* Stated task: Find the lines with the string "JSON" and return them.

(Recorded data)

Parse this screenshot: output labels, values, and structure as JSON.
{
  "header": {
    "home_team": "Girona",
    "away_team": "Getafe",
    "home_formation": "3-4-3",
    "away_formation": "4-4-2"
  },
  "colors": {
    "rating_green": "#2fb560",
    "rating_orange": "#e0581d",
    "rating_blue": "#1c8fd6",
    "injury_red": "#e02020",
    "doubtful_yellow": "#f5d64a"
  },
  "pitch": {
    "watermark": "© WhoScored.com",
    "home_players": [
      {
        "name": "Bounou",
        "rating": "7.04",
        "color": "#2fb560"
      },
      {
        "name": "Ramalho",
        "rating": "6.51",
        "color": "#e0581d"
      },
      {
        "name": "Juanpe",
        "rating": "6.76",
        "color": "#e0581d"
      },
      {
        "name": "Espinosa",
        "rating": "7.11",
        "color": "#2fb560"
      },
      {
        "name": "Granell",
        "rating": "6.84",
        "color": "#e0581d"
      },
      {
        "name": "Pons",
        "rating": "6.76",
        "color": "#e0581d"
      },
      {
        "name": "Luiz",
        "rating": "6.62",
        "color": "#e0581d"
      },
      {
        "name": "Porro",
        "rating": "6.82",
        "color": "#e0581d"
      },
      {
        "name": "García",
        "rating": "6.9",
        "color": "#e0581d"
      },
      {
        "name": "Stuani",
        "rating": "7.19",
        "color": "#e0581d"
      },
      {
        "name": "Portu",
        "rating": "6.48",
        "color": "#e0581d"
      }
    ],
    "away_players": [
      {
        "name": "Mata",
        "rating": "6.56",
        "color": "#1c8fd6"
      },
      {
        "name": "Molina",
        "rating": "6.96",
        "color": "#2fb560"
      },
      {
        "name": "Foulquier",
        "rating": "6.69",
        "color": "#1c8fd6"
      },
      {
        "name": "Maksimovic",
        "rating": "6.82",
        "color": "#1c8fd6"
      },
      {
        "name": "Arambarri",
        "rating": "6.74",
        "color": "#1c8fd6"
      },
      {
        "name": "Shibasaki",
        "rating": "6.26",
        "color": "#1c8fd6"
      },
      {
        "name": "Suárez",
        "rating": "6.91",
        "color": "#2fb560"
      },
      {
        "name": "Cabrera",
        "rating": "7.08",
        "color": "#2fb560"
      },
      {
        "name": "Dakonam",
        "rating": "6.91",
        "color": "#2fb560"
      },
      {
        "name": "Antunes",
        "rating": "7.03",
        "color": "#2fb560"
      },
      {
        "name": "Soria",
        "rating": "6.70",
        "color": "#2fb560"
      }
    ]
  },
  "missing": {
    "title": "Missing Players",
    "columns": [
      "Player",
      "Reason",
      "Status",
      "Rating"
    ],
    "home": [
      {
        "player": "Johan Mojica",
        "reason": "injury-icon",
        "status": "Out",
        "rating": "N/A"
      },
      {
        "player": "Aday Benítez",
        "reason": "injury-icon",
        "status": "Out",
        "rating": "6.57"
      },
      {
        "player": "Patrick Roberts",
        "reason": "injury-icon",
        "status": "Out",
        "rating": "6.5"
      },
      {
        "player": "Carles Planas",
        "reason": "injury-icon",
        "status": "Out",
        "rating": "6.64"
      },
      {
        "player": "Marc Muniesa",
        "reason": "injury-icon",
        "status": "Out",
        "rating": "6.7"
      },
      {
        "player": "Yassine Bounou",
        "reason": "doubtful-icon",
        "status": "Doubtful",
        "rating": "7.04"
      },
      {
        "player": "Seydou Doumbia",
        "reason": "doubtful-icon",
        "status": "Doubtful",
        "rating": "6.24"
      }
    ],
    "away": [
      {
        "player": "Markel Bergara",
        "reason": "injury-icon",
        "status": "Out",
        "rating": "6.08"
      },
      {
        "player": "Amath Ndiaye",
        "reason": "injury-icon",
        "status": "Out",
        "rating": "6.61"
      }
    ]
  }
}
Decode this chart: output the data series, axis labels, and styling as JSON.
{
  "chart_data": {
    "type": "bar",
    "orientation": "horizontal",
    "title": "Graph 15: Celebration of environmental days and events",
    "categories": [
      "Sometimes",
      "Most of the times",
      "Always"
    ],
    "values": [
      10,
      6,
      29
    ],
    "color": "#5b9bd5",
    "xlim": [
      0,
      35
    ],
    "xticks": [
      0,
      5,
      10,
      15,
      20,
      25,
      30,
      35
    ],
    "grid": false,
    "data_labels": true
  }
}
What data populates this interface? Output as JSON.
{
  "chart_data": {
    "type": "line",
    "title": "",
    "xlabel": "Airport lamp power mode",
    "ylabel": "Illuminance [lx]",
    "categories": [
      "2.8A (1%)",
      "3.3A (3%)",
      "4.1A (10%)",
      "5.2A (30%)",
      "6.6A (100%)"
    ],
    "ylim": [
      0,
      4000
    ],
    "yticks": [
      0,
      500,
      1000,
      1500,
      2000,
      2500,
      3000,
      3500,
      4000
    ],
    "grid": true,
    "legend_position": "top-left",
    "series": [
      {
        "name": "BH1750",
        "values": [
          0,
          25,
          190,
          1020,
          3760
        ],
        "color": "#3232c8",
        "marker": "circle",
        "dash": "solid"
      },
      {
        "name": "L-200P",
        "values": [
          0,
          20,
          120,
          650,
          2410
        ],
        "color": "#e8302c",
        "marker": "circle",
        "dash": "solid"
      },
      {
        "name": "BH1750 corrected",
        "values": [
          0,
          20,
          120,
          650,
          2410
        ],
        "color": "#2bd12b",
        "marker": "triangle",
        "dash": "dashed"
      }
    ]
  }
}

* * *

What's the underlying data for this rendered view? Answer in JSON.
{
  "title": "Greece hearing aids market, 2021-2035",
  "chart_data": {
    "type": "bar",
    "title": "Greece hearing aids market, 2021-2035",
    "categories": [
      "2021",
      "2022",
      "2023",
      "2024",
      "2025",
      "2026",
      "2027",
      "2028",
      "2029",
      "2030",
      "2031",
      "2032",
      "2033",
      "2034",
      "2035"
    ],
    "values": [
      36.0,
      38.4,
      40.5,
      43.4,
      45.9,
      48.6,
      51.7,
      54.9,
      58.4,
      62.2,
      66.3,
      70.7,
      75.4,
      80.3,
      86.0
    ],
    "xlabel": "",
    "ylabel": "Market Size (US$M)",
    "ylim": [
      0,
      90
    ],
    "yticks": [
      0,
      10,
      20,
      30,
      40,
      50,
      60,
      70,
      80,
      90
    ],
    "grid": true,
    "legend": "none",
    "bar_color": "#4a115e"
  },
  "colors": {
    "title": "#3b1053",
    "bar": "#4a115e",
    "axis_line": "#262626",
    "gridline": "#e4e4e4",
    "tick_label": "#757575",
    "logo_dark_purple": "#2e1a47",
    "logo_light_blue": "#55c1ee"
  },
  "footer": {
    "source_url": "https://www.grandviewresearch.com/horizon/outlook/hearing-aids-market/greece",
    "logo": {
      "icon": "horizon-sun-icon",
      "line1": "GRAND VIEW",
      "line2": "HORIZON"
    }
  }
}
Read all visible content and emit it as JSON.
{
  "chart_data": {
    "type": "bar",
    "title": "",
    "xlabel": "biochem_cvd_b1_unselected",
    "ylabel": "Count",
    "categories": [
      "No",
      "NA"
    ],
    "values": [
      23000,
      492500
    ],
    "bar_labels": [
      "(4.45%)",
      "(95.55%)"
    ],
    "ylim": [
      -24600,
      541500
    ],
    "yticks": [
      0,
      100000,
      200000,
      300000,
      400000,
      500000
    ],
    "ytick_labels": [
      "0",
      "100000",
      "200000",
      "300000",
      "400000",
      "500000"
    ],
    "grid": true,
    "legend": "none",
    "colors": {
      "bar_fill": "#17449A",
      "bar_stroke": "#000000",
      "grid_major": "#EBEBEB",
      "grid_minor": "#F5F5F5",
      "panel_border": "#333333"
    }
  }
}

* Task result:
Parse this screenshot: output labels, values, and structure as JSON.
Decode this chart: output the data series, axis labels, and styling as JSON.
What data populates this interface? Output as JSON.
What's the underlying data for this rendered view? Answer in JSON.
Read all visible content and emit it as JSON.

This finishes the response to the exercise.